> Check your understanding
[1] In the BioMap example, explain the purpose of the getIndex call with 'overlap' set to 'full' and the way its result is used afterward.
[2] In the BioMap example, what file is the BioMap object constructed from?
[3] Write a continuation of the BioMap example, starting after its last line.

> Text shown
__________________________________________________
Column vector of indices specifying the reads that align to a range or set of ranges in the specified reference sequence in BioObj, a BioMap object.

Examples

Construct a BioMap object, and then use the indices of the reads to retrieve the start and stop positions for the reads that are fully contained in the first 50 positions of the reference sequence:

% Construct a BioMap object from a SAM file 
BMObj1 = BioMap('ex1.sam');
% Return the indices of reads that are fully contained in the
% first 50 positions of the reference sequence
indices = getIndex(BMObj1, 1, 50, 'overlap', 'full');
% Use these indices to return the start and stop positions of
% the reads 
starts = getStart(BMObj1, indices)
stops = getStop(BMObj1, indices)
__________________________________________________
> Record extracts
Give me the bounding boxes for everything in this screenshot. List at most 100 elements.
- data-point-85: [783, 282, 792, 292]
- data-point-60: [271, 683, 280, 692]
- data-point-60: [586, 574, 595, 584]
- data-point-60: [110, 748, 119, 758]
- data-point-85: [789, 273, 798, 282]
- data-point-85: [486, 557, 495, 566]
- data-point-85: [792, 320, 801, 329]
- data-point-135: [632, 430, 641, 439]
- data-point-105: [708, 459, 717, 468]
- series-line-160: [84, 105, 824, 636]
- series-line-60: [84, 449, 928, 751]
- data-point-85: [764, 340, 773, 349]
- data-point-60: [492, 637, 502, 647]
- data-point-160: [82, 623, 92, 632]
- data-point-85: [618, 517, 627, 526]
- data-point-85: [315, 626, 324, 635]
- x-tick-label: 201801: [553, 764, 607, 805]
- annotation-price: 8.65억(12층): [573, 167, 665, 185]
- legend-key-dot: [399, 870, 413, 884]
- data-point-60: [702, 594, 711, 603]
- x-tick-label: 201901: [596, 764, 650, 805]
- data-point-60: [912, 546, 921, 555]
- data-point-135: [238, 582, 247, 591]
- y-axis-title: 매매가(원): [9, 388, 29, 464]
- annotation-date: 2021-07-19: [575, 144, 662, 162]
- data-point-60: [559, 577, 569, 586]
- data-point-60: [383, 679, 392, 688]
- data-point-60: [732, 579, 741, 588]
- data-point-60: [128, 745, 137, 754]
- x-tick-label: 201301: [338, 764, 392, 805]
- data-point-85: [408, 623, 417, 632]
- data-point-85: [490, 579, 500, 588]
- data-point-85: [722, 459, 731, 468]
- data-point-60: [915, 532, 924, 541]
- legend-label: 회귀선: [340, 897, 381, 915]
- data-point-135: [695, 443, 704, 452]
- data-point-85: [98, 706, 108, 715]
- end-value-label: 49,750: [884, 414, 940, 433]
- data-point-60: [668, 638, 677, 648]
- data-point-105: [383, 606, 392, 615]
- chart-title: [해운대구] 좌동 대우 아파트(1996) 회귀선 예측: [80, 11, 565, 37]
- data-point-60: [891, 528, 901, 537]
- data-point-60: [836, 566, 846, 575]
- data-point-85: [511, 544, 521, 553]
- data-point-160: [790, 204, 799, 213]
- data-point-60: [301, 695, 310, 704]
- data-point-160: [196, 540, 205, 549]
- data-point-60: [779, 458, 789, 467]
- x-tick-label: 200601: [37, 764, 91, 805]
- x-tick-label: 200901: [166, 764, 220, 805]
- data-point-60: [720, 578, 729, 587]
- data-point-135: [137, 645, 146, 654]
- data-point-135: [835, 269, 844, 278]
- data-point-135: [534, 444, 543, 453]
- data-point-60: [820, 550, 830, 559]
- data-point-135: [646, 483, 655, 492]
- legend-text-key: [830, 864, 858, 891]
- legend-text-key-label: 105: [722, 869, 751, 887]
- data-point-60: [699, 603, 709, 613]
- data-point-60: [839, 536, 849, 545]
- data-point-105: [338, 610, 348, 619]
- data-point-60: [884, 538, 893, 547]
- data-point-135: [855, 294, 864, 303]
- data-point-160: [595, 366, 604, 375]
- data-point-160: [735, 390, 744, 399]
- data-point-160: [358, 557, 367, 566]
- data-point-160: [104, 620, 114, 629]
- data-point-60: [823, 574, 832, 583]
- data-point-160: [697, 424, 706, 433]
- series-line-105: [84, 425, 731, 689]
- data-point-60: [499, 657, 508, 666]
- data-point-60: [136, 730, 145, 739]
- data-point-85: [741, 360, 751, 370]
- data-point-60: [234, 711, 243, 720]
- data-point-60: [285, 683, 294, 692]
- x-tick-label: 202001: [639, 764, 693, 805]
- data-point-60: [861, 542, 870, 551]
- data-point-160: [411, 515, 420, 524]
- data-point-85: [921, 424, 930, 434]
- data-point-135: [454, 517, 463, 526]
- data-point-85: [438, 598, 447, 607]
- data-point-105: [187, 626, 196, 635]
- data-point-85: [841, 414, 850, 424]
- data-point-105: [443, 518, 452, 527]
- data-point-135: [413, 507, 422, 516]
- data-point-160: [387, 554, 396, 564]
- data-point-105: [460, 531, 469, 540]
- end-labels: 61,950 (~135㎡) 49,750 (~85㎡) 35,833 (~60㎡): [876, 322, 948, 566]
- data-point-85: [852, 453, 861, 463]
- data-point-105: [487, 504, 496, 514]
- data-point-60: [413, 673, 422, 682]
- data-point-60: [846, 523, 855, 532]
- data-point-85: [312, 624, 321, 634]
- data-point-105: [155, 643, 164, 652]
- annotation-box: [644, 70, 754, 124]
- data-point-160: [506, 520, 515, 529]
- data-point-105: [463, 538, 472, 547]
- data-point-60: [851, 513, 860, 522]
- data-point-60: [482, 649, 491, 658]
__________________________________________________
> Answers given
[1] The getIndex call returns the indices of the reads that are fully contained in the first 50 positions of the reference sequence. Those indices are then passed to getStart and getStop to retrieve the start and stop positions of exactly those reads.

[2] It is constructed from the SAM file 'ex1.sam'.

[3]
starts =

           1
           3
           5
           6
           9
          13
          13
          15

stops =

          36
          37
          39
          41
          43
          47
          48
          49

Construct a BioMap object, and then use the indices of the reads to retrieve the sequences for the reads whose alignments overlap a segmented range by at least one base pair:

% Construct a BioMap object from a SAM file 
BMObj1 = BioMap('ex1.sam');
% Return the indices of the reads that overlap the
% segmented range 98:100 and 198:200, by at least 1 base pair
indices = getIndex(BMObj1, [98;198], [100;200], 'overlap', 1);
% Use these indices to return the sequences of the reads
sequences = getSequence(BMObj1, indices);

Tips

Use the Indices output from the getIndex method as input to other BioMap methods. Doing so lets you retrieve other information about the reads in the range, such as header, start position, mapping quality, sequences, etc.